Dataset items:
━━━━

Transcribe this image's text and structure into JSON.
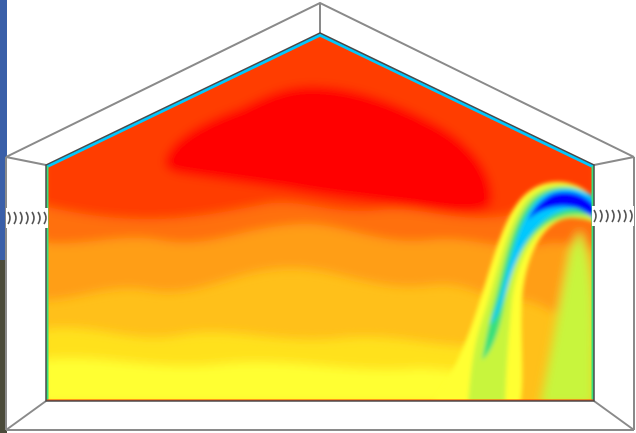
{
  "figure": {
    "style": "cfd-contour",
    "colors": {
      "background": "#ffffff",
      "edge_strip": "#3a5fa8",
      "wireframe": "#8a8a8a",
      "inner_outline": "#4a4a4a",
      "color_scale": [
        "#0000ff",
        "#00c8ff",
        "#39e07a",
        "#c8f53d",
        "#ffff33",
        "#ffe11f",
        "#ffc01a",
        "#ff9e14",
        "#ff700a",
        "#ff3d00",
        "#ff0000"
      ]
    },
    "labels": {},
    "features": {
      "inlet_left": "vent-icon",
      "outlet_right": "vent-icon",
      "plume": "cool-air-jet"
    }
  }
}
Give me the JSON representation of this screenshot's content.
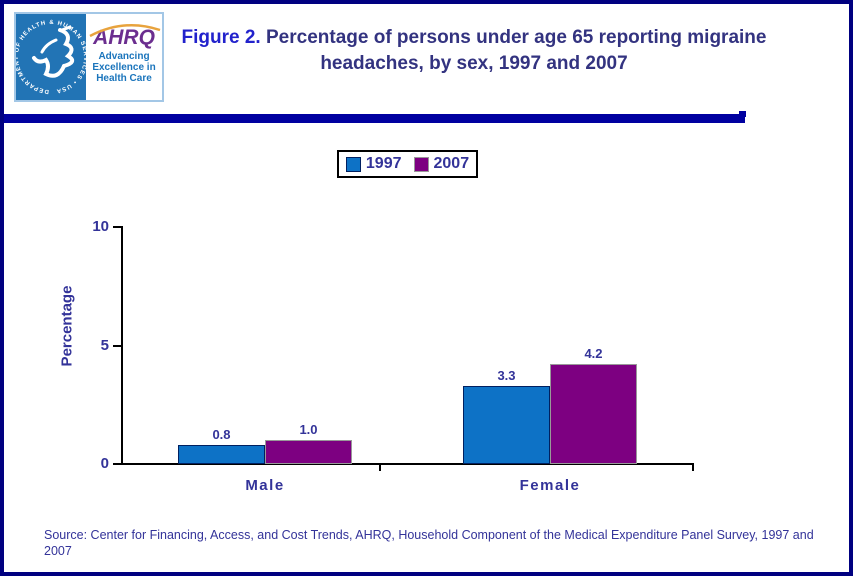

━━━━

Problem to work on:
Transcribe each entry precisely as given, leaving the pictures out.

Response to the exercise:
Transcribe this image's text and structure into JSON.
{
  "figure": {
    "style": "cfd-contour",
    "colors": {
      "background": "#ffffff",
      "edge_strip": "#3a5fa8",
      "wireframe": "#8a8a8a",
      "inner_outline": "#4a4a4a",
      "color_scale": [
        "#0000ff",
        "#00c8ff",
        "#39e07a",
        "#c8f53d",
        "#ffff33",
        "#ffe11f",
        "#ffc01a",
        "#ff9e14",
        "#ff700a",
        "#ff3d00",
        "#ff0000"
      ]
    },
    "labels": {},
    "features": {
      "inlet_left": "vent-icon",
      "outlet_right": "vent-icon",
      "plume": "cool-air-jet"
    }
  }
}
Give me the JSON representation of this screenshot's content.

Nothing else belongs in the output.